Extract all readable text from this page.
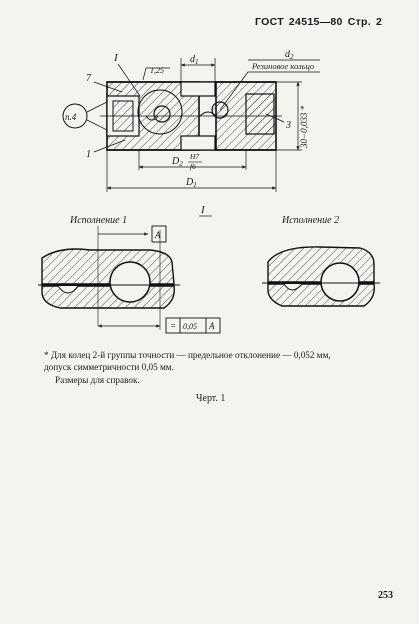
ГОСТ 24515—80 Стр. 2
$d_1$
$d_2$
Резиновое кольцо
1,25
I
7
п.4
1
3 30−0,033 *
$D_2$
H7
f6
$D_1$
I
Исполнение 1	Исполнение 2
A
= 0,05 A
* Для колец 2-й группы точности — предельное отклонение — 0,052 мм,
допуск симметричности 0,05 мм.
Размеры для справок.
Черт. 1
253
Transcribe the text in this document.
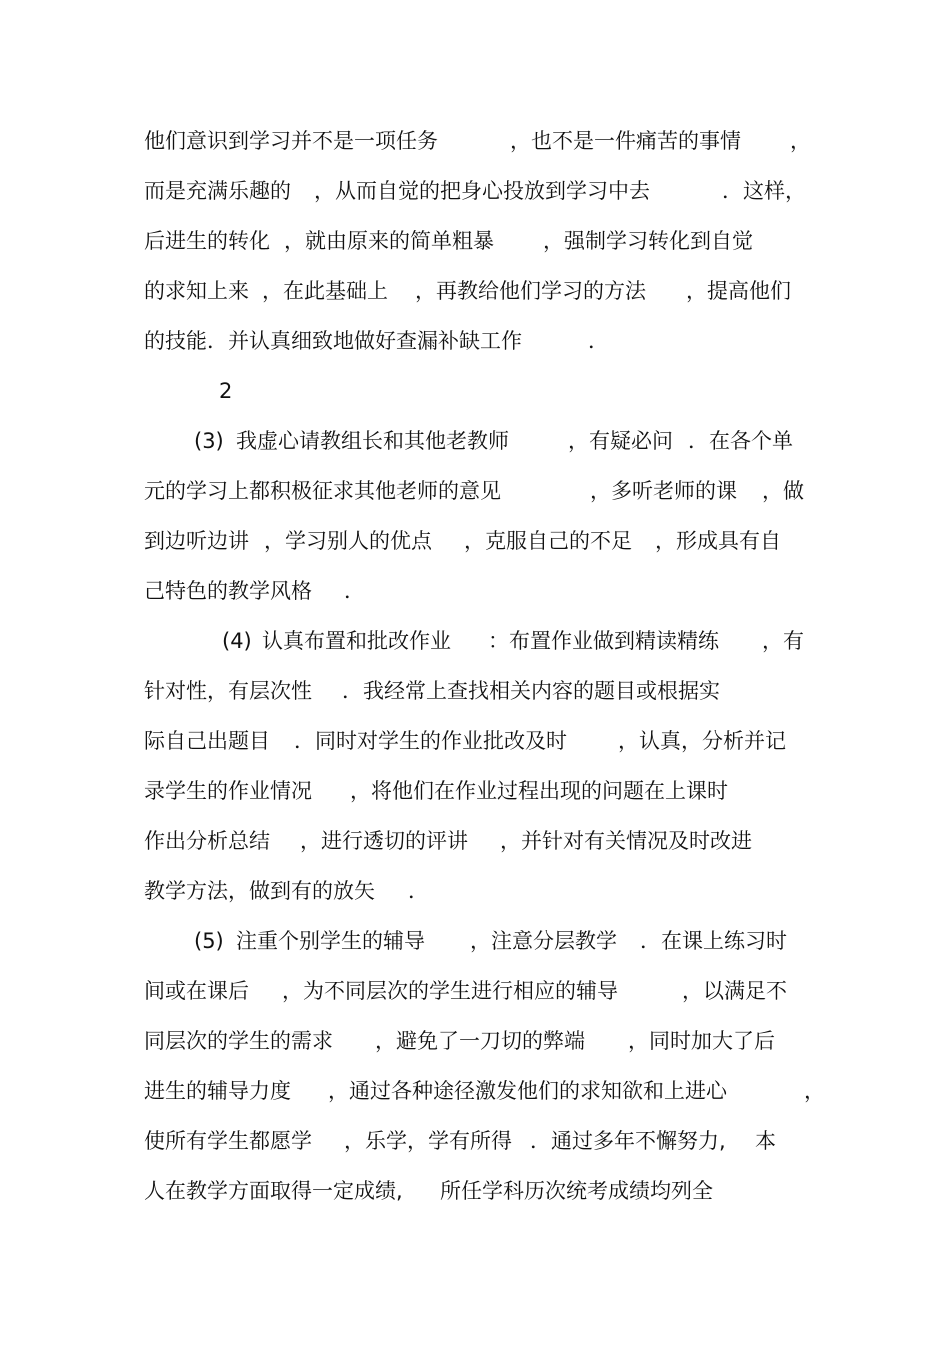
他们意识到学习并不是一项任务	，也不是一件痛苦的事情 ，
而是充满乐趣的 ，从而自觉的把身心投放到学习中去	．这样，
后进生的转化 ，就由原来的简单粗暴 ，强制学习转化到自觉
的求知上来 ，在此基础上 ，再教给他们学习的方法 ，提高他们
的技能．并认真细致地做好查漏补缺工作	．
2
(3) 我虚心请教组长和其他老教师	，有疑必问 ．在各个单
元的学习上都积极征求其他老师的意见	，多听老师的课 ，做
到边听边讲 ，学习别人的优点 ，克服自己的不足 ，形成具有自
己特色的教学风格 ．
(4) 认真布置和批改作业 ：布置作业做到精读精练 ，有
针对性，有层次性 ．我经常上查找相关内容的题目或根据实
际自己出题目 ．同时对学生的作业批改及时 ，认真，分析并记
录学生的作业情况 ，将他们在作业过程出现的问题在上课时
作出分析总结 ，进行透切的评讲 ，并针对有关情况及时改进
教学方法，做到有的放矢 ．
(5) 注重个别学生的辅导 ，注意分层教学 ．在课上练习时
间或在课后 ，为不同层次的学生进行相应的辅导	，以满足不
同层次的学生的需求 ，避免了一刀切的弊端 ，同时加大了后
进生的辅导力度 ，通过各种途径激发他们的求知欲和上进心	，
使所有学生都愿学 ，乐学，学有所得 ．通过多年不懈努力, 本
人在教学方面取得一定成绩, 所任学科历次统考成绩均列全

▸ SHORT EXERCISE:
Will you repeat the material above, but only from the line containing "Transcribe the text in this document." through its last line, exactly and without the pictures?

▸ OUTPUT FOR THIS TASK:
Transcribe the text in this document.
他们意识到学习并不是一项任务	，也不是一件痛苦的事情 ，
而是充满乐趣的 ，从而自觉的把身心投放到学习中去	．这样，
后进生的转化 ，就由原来的简单粗暴 ，强制学习转化到自觉
的求知上来 ，在此基础上 ，再教给他们学习的方法 ，提高他们
的技能．并认真细致地做好查漏补缺工作	．
2
(3) 我虚心请教组长和其他老教师	，有疑必问 ．在各个单
元的学习上都积极征求其他老师的意见	，多听老师的课 ，做
到边听边讲 ，学习别人的优点 ，克服自己的不足 ，形成具有自
己特色的教学风格 ．
(4) 认真布置和批改作业 ：布置作业做到精读精练 ，有
针对性，有层次性 ．我经常上查找相关内容的题目或根据实
际自己出题目 ．同时对学生的作业批改及时 ，认真，分析并记
录学生的作业情况 ，将他们在作业过程出现的问题在上课时
作出分析总结 ，进行透切的评讲 ，并针对有关情况及时改进
教学方法，做到有的放矢 ．
(5) 注重个别学生的辅导 ，注意分层教学 ．在课上练习时
间或在课后 ，为不同层次的学生进行相应的辅导	，以满足不
同层次的学生的需求 ，避免了一刀切的弊端 ，同时加大了后
进生的辅导力度 ，通过各种途径激发他们的求知欲和上进心	，
使所有学生都愿学 ，乐学，学有所得 ．通过多年不懈努力, 本
人在教学方面取得一定成绩, 所任学科历次统考成绩均列全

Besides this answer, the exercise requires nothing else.